Extracted records -
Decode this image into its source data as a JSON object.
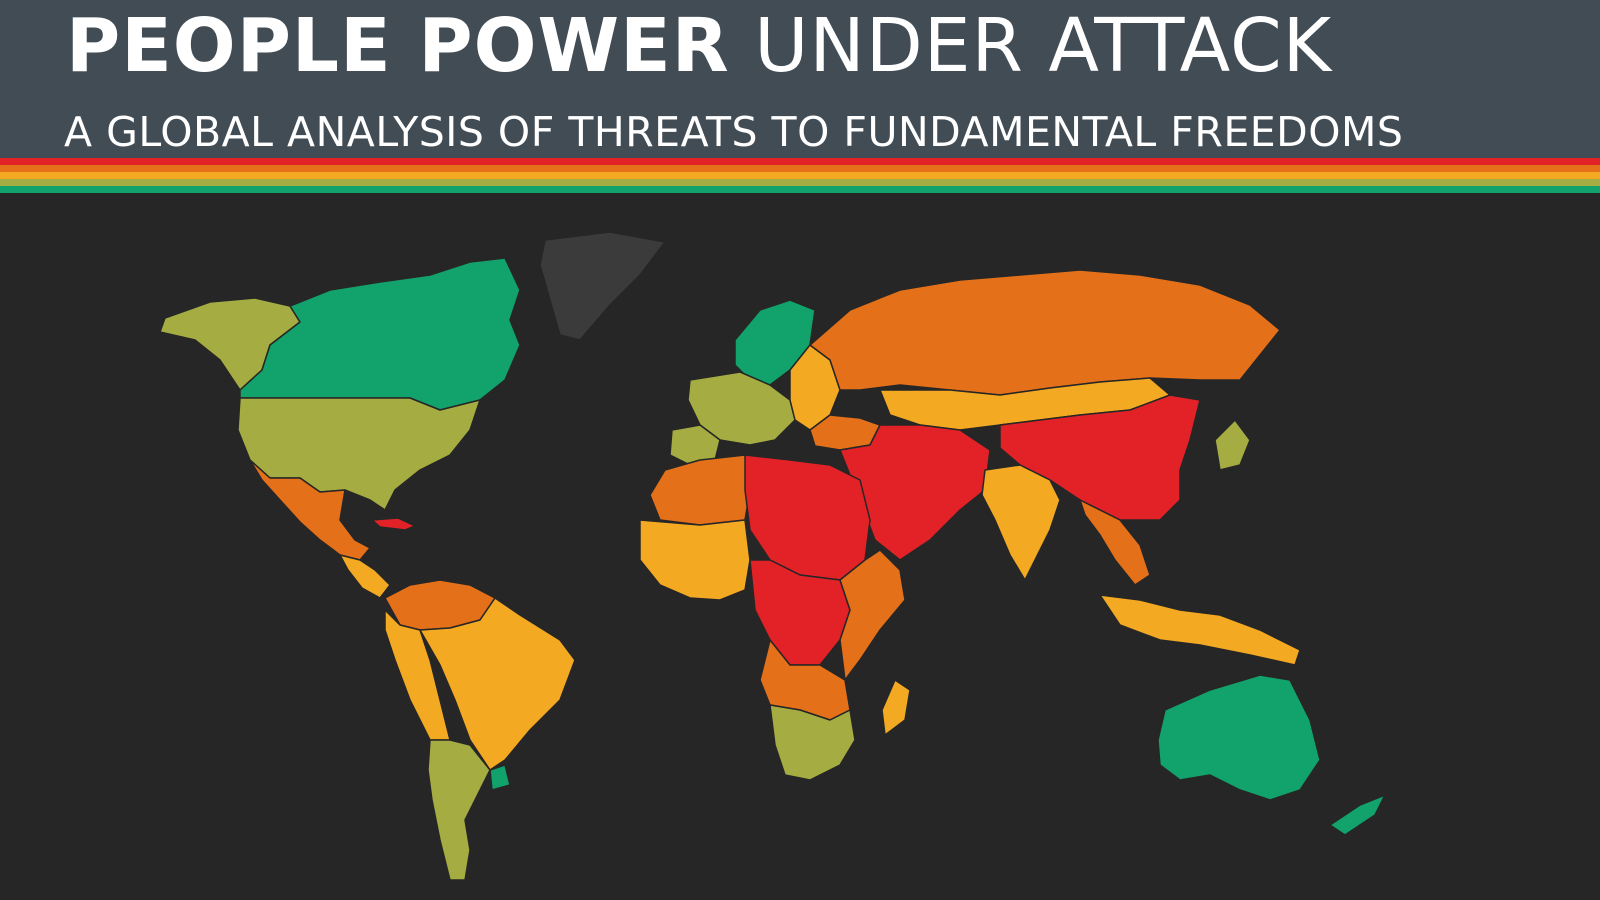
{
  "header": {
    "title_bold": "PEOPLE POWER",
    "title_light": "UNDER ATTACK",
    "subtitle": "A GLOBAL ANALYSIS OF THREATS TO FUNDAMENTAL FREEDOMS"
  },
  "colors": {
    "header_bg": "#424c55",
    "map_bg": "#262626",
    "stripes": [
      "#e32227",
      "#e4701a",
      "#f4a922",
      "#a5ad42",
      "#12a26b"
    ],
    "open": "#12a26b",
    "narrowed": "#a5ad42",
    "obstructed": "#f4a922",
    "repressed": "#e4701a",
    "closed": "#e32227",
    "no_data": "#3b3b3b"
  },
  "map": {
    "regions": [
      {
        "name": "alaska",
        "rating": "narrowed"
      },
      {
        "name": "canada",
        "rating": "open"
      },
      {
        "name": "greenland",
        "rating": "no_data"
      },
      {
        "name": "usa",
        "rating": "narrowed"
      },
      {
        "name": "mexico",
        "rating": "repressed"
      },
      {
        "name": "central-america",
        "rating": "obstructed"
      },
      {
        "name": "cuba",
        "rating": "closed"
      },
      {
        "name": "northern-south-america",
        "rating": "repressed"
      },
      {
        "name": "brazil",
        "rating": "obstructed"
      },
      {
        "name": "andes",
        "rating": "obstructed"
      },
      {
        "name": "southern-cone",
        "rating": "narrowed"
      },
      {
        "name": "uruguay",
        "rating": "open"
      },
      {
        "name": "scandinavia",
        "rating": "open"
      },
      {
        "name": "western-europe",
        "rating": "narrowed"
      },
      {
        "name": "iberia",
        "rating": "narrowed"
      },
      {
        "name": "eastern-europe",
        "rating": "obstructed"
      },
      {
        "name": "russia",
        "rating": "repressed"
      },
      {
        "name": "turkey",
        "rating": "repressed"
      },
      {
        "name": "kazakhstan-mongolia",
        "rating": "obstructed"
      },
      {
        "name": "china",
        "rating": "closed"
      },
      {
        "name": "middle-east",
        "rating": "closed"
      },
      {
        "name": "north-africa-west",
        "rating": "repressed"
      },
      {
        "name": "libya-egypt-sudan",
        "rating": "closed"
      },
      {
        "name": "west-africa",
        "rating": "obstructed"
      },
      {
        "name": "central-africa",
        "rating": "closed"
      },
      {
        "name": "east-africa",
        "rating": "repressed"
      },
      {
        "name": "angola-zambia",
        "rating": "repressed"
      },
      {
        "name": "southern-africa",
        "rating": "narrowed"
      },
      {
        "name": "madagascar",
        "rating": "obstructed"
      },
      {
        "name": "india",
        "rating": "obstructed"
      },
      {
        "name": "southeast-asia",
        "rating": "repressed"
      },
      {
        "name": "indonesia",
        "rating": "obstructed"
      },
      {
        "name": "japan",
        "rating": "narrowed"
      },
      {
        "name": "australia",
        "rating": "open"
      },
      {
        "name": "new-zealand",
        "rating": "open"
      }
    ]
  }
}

--

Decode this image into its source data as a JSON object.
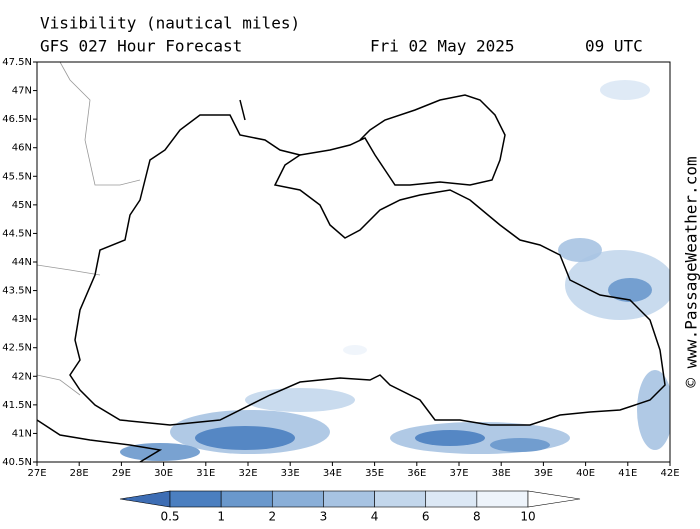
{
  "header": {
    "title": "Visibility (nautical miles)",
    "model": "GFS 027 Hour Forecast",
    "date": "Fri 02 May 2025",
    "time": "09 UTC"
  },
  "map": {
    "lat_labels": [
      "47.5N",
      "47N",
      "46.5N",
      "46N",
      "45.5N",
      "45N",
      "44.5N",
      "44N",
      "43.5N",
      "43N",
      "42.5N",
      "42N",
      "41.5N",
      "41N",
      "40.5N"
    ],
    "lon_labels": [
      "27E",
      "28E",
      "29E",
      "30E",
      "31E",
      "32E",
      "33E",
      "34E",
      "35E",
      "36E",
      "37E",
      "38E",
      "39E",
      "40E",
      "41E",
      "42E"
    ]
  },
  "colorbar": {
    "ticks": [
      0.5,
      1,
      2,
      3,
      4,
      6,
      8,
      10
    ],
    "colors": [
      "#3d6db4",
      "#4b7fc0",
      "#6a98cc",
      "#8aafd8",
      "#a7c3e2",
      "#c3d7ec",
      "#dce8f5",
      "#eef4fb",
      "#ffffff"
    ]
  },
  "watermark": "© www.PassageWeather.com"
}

What is being asked - In the records above, find each line that holds the word "africa"; copy all such lines.

Response to the task -
        "name": "north-africa-west",
        "name": "west-africa",
        "name": "central-africa",
        "name": "east-africa",
        "name": "southern-africa",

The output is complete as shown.